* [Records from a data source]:
______

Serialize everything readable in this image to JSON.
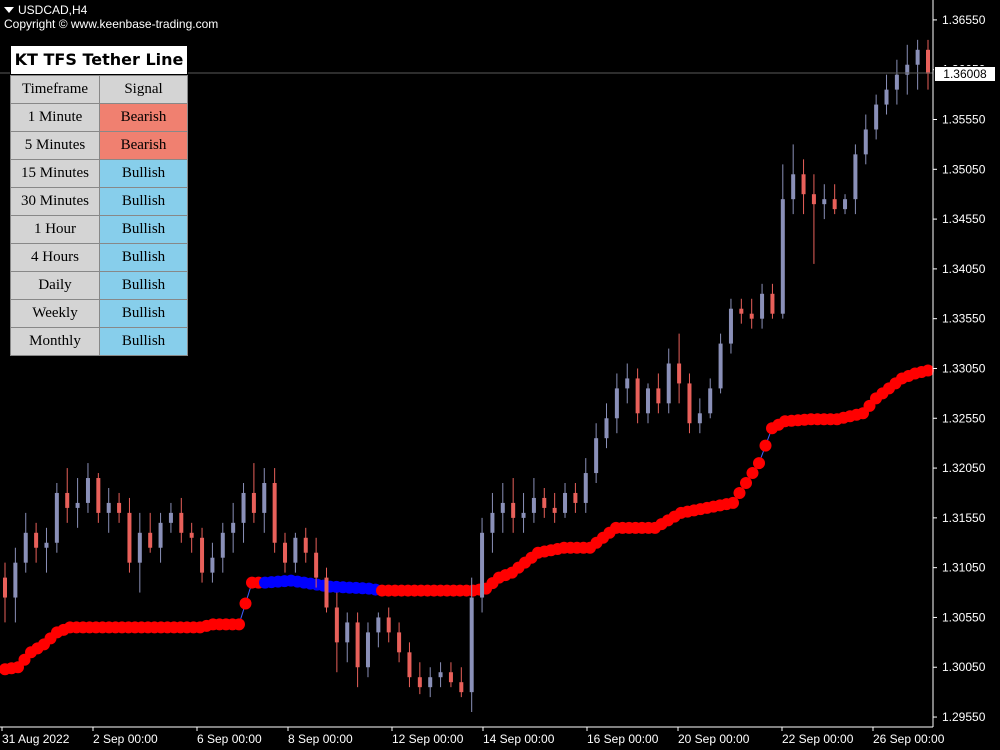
{
  "header": {
    "symbol": "USDCAD,H4",
    "copyright": "Copyright © www.keenbase-trading.com"
  },
  "panel": {
    "title": "KT TFS Tether Line",
    "col_timeframe": "Timeframe",
    "col_signal": "Signal",
    "rows": [
      {
        "tf": "1 Minute",
        "signal": "Bearish"
      },
      {
        "tf": "5 Minutes",
        "signal": "Bearish"
      },
      {
        "tf": "15 Minutes",
        "signal": "Bullish"
      },
      {
        "tf": "30 Minutes",
        "signal": "Bullish"
      },
      {
        "tf": "1 Hour",
        "signal": "Bullish"
      },
      {
        "tf": "4 Hours",
        "signal": "Bullish"
      },
      {
        "tf": "Daily",
        "signal": "Bullish"
      },
      {
        "tf": "Weekly",
        "signal": "Bullish"
      },
      {
        "tf": "Monthly",
        "signal": "Bullish"
      }
    ]
  },
  "current_price": "1.36008",
  "colors": {
    "bull_candle": "#8a90b8",
    "bear_candle": "#e8605a",
    "tether_bear": "#ff0000",
    "tether_bull": "#0000ff",
    "bearish_cell": "#f08070",
    "bullish_cell": "#87ceeb"
  },
  "chart_data": {
    "type": "candlestick",
    "y_ticks": [
      "1.36550",
      "1.36050",
      "1.35550",
      "1.35050",
      "1.34550",
      "1.34050",
      "1.33550",
      "1.33050",
      "1.32550",
      "1.32050",
      "1.31550",
      "1.31050",
      "1.30550",
      "1.30050",
      "1.29550"
    ],
    "x_ticks": [
      "31 Aug 2022",
      "2 Sep 00:00",
      "6 Sep 00:00",
      "8 Sep 00:00",
      "12 Sep 00:00",
      "14 Sep 00:00",
      "16 Sep 00:00",
      "20 Sep 00:00",
      "22 Sep 00:00",
      "26 Sep 00:00"
    ],
    "ylim": [
      1.2945,
      1.3675
    ],
    "candles": [
      [
        1.3095,
        1.311,
        1.305,
        1.3075
      ],
      [
        1.3075,
        1.3125,
        1.305,
        1.311
      ],
      [
        1.311,
        1.316,
        1.31,
        1.314
      ],
      [
        1.314,
        1.315,
        1.311,
        1.3125
      ],
      [
        1.3125,
        1.3145,
        1.31,
        1.313
      ],
      [
        1.313,
        1.319,
        1.312,
        1.318
      ],
      [
        1.318,
        1.3205,
        1.315,
        1.3165
      ],
      [
        1.3165,
        1.3195,
        1.3145,
        1.317
      ],
      [
        1.317,
        1.321,
        1.316,
        1.3195
      ],
      [
        1.3195,
        1.32,
        1.315,
        1.316
      ],
      [
        1.316,
        1.3185,
        1.314,
        1.317
      ],
      [
        1.317,
        1.318,
        1.315,
        1.316
      ],
      [
        1.316,
        1.3175,
        1.31,
        1.311
      ],
      [
        1.311,
        1.316,
        1.308,
        1.314
      ],
      [
        1.314,
        1.316,
        1.312,
        1.3125
      ],
      [
        1.3125,
        1.316,
        1.311,
        1.315
      ],
      [
        1.315,
        1.317,
        1.314,
        1.316
      ],
      [
        1.316,
        1.3175,
        1.313,
        1.314
      ],
      [
        1.314,
        1.315,
        1.312,
        1.3135
      ],
      [
        1.3135,
        1.3145,
        1.309,
        1.31
      ],
      [
        1.31,
        1.313,
        1.309,
        1.3115
      ],
      [
        1.3115,
        1.315,
        1.31,
        1.314
      ],
      [
        1.314,
        1.317,
        1.312,
        1.315
      ],
      [
        1.315,
        1.319,
        1.313,
        1.318
      ],
      [
        1.318,
        1.321,
        1.315,
        1.316
      ],
      [
        1.316,
        1.3205,
        1.314,
        1.319
      ],
      [
        1.319,
        1.3205,
        1.312,
        1.313
      ],
      [
        1.313,
        1.314,
        1.31,
        1.311
      ],
      [
        1.311,
        1.314,
        1.31,
        1.3135
      ],
      [
        1.3135,
        1.3145,
        1.311,
        1.312
      ],
      [
        1.312,
        1.3135,
        1.3085,
        1.3095
      ],
      [
        1.3095,
        1.3105,
        1.306,
        1.3065
      ],
      [
        1.3065,
        1.308,
        1.3,
        1.303
      ],
      [
        1.303,
        1.306,
        1.301,
        1.305
      ],
      [
        1.305,
        1.306,
        1.2985,
        1.3005
      ],
      [
        1.3005,
        1.305,
        1.2995,
        1.304
      ],
      [
        1.304,
        1.306,
        1.3025,
        1.3055
      ],
      [
        1.3055,
        1.3065,
        1.303,
        1.304
      ],
      [
        1.304,
        1.305,
        1.301,
        1.302
      ],
      [
        1.302,
        1.303,
        1.2985,
        1.2995
      ],
      [
        1.2995,
        1.301,
        1.2978,
        1.2985
      ],
      [
        1.2985,
        1.3005,
        1.2975,
        1.2995
      ],
      [
        1.2995,
        1.301,
        1.2985,
        1.3
      ],
      [
        1.3,
        1.301,
        1.2985,
        1.299
      ],
      [
        1.299,
        1.3005,
        1.2975,
        1.298
      ],
      [
        1.298,
        1.3095,
        1.296,
        1.3075
      ],
      [
        1.3075,
        1.3155,
        1.306,
        1.314
      ],
      [
        1.314,
        1.318,
        1.312,
        1.316
      ],
      [
        1.316,
        1.319,
        1.314,
        1.317
      ],
      [
        1.317,
        1.3195,
        1.314,
        1.3155
      ],
      [
        1.3155,
        1.318,
        1.314,
        1.316
      ],
      [
        1.316,
        1.3195,
        1.315,
        1.3175
      ],
      [
        1.3175,
        1.3185,
        1.3155,
        1.3165
      ],
      [
        1.3165,
        1.318,
        1.315,
        1.316
      ],
      [
        1.316,
        1.319,
        1.3155,
        1.318
      ],
      [
        1.318,
        1.319,
        1.316,
        1.317
      ],
      [
        1.317,
        1.3215,
        1.316,
        1.32
      ],
      [
        1.32,
        1.325,
        1.319,
        1.3235
      ],
      [
        1.3235,
        1.327,
        1.3225,
        1.3255
      ],
      [
        1.3255,
        1.33,
        1.324,
        1.3285
      ],
      [
        1.3285,
        1.331,
        1.327,
        1.3295
      ],
      [
        1.3295,
        1.3305,
        1.325,
        1.326
      ],
      [
        1.326,
        1.329,
        1.325,
        1.3285
      ],
      [
        1.3285,
        1.33,
        1.326,
        1.327
      ],
      [
        1.327,
        1.3325,
        1.326,
        1.331
      ],
      [
        1.331,
        1.334,
        1.327,
        1.329
      ],
      [
        1.329,
        1.33,
        1.324,
        1.325
      ],
      [
        1.325,
        1.3275,
        1.324,
        1.326
      ],
      [
        1.326,
        1.3295,
        1.3255,
        1.3285
      ],
      [
        1.3285,
        1.334,
        1.328,
        1.333
      ],
      [
        1.333,
        1.3375,
        1.332,
        1.3365
      ],
      [
        1.3365,
        1.3375,
        1.335,
        1.336
      ],
      [
        1.336,
        1.3375,
        1.3345,
        1.3355
      ],
      [
        1.3355,
        1.339,
        1.3345,
        1.338
      ],
      [
        1.338,
        1.339,
        1.3355,
        1.336
      ],
      [
        1.336,
        1.351,
        1.3355,
        1.3475
      ],
      [
        1.3475,
        1.353,
        1.346,
        1.35
      ],
      [
        1.35,
        1.3515,
        1.346,
        1.348
      ],
      [
        1.348,
        1.35,
        1.341,
        1.347
      ],
      [
        1.347,
        1.349,
        1.3455,
        1.3475
      ],
      [
        1.3475,
        1.349,
        1.346,
        1.3465
      ],
      [
        1.3465,
        1.348,
        1.346,
        1.3475
      ],
      [
        1.3475,
        1.353,
        1.346,
        1.352
      ],
      [
        1.352,
        1.356,
        1.351,
        1.3545
      ],
      [
        1.3545,
        1.358,
        1.3535,
        1.357
      ],
      [
        1.357,
        1.36,
        1.356,
        1.3585
      ],
      [
        1.3585,
        1.3615,
        1.357,
        1.36
      ],
      [
        1.36,
        1.363,
        1.358,
        1.361
      ],
      [
        1.361,
        1.3635,
        1.3585,
        1.3625
      ],
      [
        1.3625,
        1.3635,
        1.3585,
        1.3601
      ]
    ],
    "tether": [
      [
        0,
        1.3003,
        "r"
      ],
      [
        2,
        1.3005,
        "r"
      ],
      [
        4,
        1.302,
        "r"
      ],
      [
        6,
        1.3028,
        "r"
      ],
      [
        8,
        1.304,
        "r"
      ],
      [
        10,
        1.3045,
        "r"
      ],
      [
        12,
        1.3045,
        "r"
      ],
      [
        30,
        1.3045,
        "r"
      ],
      [
        32,
        1.3048,
        "r"
      ],
      [
        36,
        1.3048,
        "r"
      ],
      [
        38,
        1.309,
        "r"
      ],
      [
        40,
        1.309,
        "b"
      ],
      [
        44,
        1.3092,
        "b"
      ],
      [
        46,
        1.309,
        "b"
      ],
      [
        50,
        1.3086,
        "b"
      ],
      [
        56,
        1.3084,
        "b"
      ],
      [
        58,
        1.3082,
        "r"
      ],
      [
        72,
        1.3082,
        "r"
      ],
      [
        74,
        1.3084,
        "r"
      ],
      [
        76,
        1.3095,
        "r"
      ],
      [
        78,
        1.31,
        "r"
      ],
      [
        82,
        1.312,
        "r"
      ],
      [
        86,
        1.3125,
        "r"
      ],
      [
        90,
        1.3125,
        "r"
      ],
      [
        94,
        1.3145,
        "r"
      ],
      [
        100,
        1.3145,
        "r"
      ],
      [
        104,
        1.316,
        "r"
      ],
      [
        108,
        1.3165,
        "r"
      ],
      [
        112,
        1.317,
        "r"
      ],
      [
        116,
        1.321,
        "r"
      ],
      [
        118,
        1.3245,
        "r"
      ],
      [
        120,
        1.3252,
        "r"
      ],
      [
        124,
        1.3254,
        "r"
      ],
      [
        128,
        1.3254,
        "r"
      ],
      [
        132,
        1.326,
        "r"
      ],
      [
        134,
        1.3275,
        "r"
      ],
      [
        136,
        1.3285,
        "r"
      ],
      [
        138,
        1.3295,
        "r"
      ],
      [
        140,
        1.33,
        "r"
      ],
      [
        142,
        1.3303,
        "r"
      ]
    ]
  }
}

______

* [REQUIREMENTS]: Copy out every line of the data that includes "Minutes".

* [RESULT OF THIS EXERCISE]:
        "tf": "5 Minutes",
        "tf": "15 Minutes",
        "tf": "30 Minutes",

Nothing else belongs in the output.